Return the records that follow, matching each one exactly.

DATA SUPPLIED
- - - -

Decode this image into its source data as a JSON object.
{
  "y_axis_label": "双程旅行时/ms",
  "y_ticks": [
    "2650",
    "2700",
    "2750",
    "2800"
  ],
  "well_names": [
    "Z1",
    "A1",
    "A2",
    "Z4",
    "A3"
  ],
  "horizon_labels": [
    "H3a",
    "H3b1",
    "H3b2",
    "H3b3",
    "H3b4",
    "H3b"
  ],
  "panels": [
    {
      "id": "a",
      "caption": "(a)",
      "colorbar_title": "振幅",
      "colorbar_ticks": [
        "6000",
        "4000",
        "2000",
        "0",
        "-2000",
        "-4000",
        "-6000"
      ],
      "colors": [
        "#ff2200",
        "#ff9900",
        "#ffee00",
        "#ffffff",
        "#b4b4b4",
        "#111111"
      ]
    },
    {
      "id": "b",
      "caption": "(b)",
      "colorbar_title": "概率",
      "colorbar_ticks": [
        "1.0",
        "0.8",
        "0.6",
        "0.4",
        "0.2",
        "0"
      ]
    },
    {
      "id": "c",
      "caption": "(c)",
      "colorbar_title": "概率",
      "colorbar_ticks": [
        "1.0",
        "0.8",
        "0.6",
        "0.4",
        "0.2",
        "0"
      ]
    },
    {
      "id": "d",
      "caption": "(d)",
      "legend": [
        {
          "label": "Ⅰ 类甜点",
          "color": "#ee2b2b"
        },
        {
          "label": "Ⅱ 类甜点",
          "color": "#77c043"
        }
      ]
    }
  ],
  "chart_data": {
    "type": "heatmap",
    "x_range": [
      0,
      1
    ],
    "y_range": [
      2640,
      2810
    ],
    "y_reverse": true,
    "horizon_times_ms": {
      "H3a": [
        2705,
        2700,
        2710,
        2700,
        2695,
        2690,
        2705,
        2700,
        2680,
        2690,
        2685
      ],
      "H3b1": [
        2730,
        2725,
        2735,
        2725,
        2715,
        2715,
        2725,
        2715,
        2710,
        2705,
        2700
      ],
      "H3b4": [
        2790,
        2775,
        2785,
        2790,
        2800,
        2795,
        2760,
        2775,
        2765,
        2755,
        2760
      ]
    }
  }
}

- - - -

EXERCISE RESPONSE
Decode this image into its source data as a JSON object.
{
  "y_axis_label": "双程旅行时/ms",
  "y_ticks": [
    "2650",
    "2700",
    "2750",
    "2800"
  ],
  "well_names": [
    "Z1",
    "A1",
    "A2",
    "Z4",
    "A3"
  ],
  "horizon_labels": [
    "H3a",
    "H3b1",
    "H3b2",
    "H3b3",
    "H3b4",
    "H3b"
  ],
  "panels": [
    {
      "id": "a",
      "caption": "(a)",
      "colorbar_title": "振幅",
      "colorbar_ticks": [
        "6000",
        "4000",
        "2000",
        "0",
        "-2000",
        "-4000",
        "-6000"
      ],
      "colors": [
        "#ff2200",
        "#ff9900",
        "#ffee00",
        "#ffffff",
        "#b4b4b4",
        "#111111"
      ]
    },
    {
      "id": "b",
      "caption": "(b)",
      "colorbar_title": "概率",
      "colorbar_ticks": [
        "1.0",
        "0.8",
        "0.6",
        "0.4",
        "0.2",
        "0"
      ]
    },
    {
      "id": "c",
      "caption": "(c)",
      "colorbar_title": "概率",
      "colorbar_ticks": [
        "1.0",
        "0.8",
        "0.6",
        "0.4",
        "0.2",
        "0"
      ]
    },
    {
      "id": "d",
      "caption": "(d)",
      "legend": [
        {
          "label": "Ⅰ 类甜点",
          "color": "#ee2b2b"
        },
        {
          "label": "Ⅱ 类甜点",
          "color": "#77c043"
        }
      ]
    }
  ],
  "chart_data": {
    "type": "heatmap",
    "x_range": [
      0,
      1
    ],
    "y_range": [
      2640,
      2810
    ],
    "y_reverse": true,
    "horizon_times_ms": {
      "H3a": [
        2705,
        2700,
        2710,
        2700,
        2695,
        2690,
        2705,
        2700,
        2680,
        2690,
        2685
      ],
      "H3b1": [
        2730,
        2725,
        2735,
        2725,
        2715,
        2715,
        2725,
        2715,
        2710,
        2705,
        2700
      ],
      "H3b4": [
        2790,
        2775,
        2785,
        2790,
        2800,
        2795,
        2760,
        2775,
        2765,
        2755,
        2760
      ]
    }
  }
}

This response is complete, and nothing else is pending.